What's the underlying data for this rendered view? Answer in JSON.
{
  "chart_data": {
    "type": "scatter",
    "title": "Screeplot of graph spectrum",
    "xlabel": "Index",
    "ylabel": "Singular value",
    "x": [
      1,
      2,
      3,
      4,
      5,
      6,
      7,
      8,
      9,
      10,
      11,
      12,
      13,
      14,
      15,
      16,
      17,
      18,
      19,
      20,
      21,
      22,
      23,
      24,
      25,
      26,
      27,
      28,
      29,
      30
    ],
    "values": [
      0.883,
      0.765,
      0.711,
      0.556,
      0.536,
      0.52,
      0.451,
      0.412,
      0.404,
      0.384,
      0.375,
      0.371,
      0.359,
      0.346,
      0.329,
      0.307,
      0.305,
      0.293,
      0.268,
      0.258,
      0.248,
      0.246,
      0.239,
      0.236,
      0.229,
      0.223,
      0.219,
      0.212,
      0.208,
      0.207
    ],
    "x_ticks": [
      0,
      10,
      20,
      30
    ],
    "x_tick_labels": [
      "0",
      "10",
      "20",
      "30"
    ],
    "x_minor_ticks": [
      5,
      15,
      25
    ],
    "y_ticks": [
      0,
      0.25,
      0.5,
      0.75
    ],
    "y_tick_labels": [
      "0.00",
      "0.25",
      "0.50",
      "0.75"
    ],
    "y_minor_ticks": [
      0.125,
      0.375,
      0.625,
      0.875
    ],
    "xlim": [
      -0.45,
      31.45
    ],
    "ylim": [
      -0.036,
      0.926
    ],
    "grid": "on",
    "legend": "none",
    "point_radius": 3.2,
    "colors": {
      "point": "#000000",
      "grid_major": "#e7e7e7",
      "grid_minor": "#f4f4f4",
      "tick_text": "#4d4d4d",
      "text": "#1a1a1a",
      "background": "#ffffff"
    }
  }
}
=====
YOUR GOAL: Return each entry from above without altering a single character.

EXERCISE RESPONSE:
What's the underlying data for this rendered view? Answer in JSON.
{
  "chart_data": {
    "type": "scatter",
    "title": "Screeplot of graph spectrum",
    "xlabel": "Index",
    "ylabel": "Singular value",
    "x": [
      1,
      2,
      3,
      4,
      5,
      6,
      7,
      8,
      9,
      10,
      11,
      12,
      13,
      14,
      15,
      16,
      17,
      18,
      19,
      20,
      21,
      22,
      23,
      24,
      25,
      26,
      27,
      28,
      29,
      30
    ],
    "values": [
      0.883,
      0.765,
      0.711,
      0.556,
      0.536,
      0.52,
      0.451,
      0.412,
      0.404,
      0.384,
      0.375,
      0.371,
      0.359,
      0.346,
      0.329,
      0.307,
      0.305,
      0.293,
      0.268,
      0.258,
      0.248,
      0.246,
      0.239,
      0.236,
      0.229,
      0.223,
      0.219,
      0.212,
      0.208,
      0.207
    ],
    "x_ticks": [
      0,
      10,
      20,
      30
    ],
    "x_tick_labels": [
      "0",
      "10",
      "20",
      "30"
    ],
    "x_minor_ticks": [
      5,
      15,
      25
    ],
    "y_ticks": [
      0,
      0.25,
      0.5,
      0.75
    ],
    "y_tick_labels": [
      "0.00",
      "0.25",
      "0.50",
      "0.75"
    ],
    "y_minor_ticks": [
      0.125,
      0.375,
      0.625,
      0.875
    ],
    "xlim": [
      -0.45,
      31.45
    ],
    "ylim": [
      -0.036,
      0.926
    ],
    "grid": "on",
    "legend": "none",
    "point_radius": 3.2,
    "colors": {
      "point": "#000000",
      "grid_major": "#e7e7e7",
      "grid_minor": "#f4f4f4",
      "tick_text": "#4d4d4d",
      "text": "#1a1a1a",
      "background": "#ffffff"
    }
  }
}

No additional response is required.